(PROBLEM STATEMENT):
Reproduce the data in its entirety, exactly as supplied.

# # # # # # #

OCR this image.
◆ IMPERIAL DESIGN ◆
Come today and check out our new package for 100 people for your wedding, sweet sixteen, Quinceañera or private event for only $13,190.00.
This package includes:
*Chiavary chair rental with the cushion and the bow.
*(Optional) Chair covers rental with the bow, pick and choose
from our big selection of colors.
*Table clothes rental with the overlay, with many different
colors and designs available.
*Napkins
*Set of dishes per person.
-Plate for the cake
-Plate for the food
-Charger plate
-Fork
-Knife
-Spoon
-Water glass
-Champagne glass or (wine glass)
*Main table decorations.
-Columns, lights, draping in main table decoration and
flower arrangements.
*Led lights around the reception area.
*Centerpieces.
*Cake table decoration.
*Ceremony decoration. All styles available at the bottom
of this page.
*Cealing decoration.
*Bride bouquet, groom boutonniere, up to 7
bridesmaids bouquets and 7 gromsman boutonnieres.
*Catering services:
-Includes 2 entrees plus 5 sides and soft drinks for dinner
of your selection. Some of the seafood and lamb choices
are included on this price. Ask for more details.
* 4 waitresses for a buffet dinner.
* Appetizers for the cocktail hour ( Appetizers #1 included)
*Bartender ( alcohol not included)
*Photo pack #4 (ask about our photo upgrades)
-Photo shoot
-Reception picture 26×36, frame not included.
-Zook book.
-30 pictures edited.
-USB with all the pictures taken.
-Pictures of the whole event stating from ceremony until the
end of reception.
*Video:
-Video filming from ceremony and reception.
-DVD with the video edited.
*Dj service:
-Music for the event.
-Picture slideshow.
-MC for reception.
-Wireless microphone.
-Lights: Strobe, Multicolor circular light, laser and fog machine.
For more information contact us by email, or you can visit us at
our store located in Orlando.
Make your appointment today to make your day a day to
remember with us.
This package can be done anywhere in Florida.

# # # # # # #

(RESULT):
OCR this image.
◆ IMPERIAL DESIGN ◆
Come today and check out our new package for 100 people for your wedding, sweet sixteen, Quinceañera or private event for only $13,190.00.
This package includes:
*Chiavary chair rental with the cushion and the bow.
*(Optional) Chair covers rental with the bow, pick and choose
from our big selection of colors.
*Table clothes rental with the overlay, with many different
colors and designs available.
*Napkins
*Set of dishes per person.
-Plate for the cake
-Plate for the food
-Charger plate
-Fork
-Knife
-Spoon
-Water glass
-Champagne glass or (wine glass)
*Main table decorations.
-Columns, lights, draping in main table decoration and
flower arrangements.
*Led lights around the reception area.
*Centerpieces.
*Cake table decoration.
*Ceremony decoration. All styles available at the bottom
of this page.
*Cealing decoration.
*Bride bouquet, groom boutonniere, up to 7
bridesmaids bouquets and 7 gromsman boutonnieres.
*Catering services:
-Includes 2 entrees plus 5 sides and soft drinks for dinner
of your selection. Some of the seafood and lamb choices
are included on this price. Ask for more details.
* 4 waitresses for a buffet dinner.
* Appetizers for the cocktail hour ( Appetizers #1 included)
*Bartender ( alcohol not included)
*Photo pack #4 (ask about our photo upgrades)
-Photo shoot
-Reception picture 26×36, frame not included.
-Zook book.
-30 pictures edited.
-USB with all the pictures taken.
-Pictures of the whole event stating from ceremony until the
end of reception.
*Video:
-Video filming from ceremony and reception.
-DVD with the video edited.
*Dj service:
-Music for the event.
-Picture slideshow.
-MC for reception.
-Wireless microphone.
-Lights: Strobe, Multicolor circular light, laser and fog machine.
For more information contact us by email, or you can visit us at
our store located in Orlando.
Make your appointment today to make your day a day to
remember with us.
This package can be done anywhere in Florida.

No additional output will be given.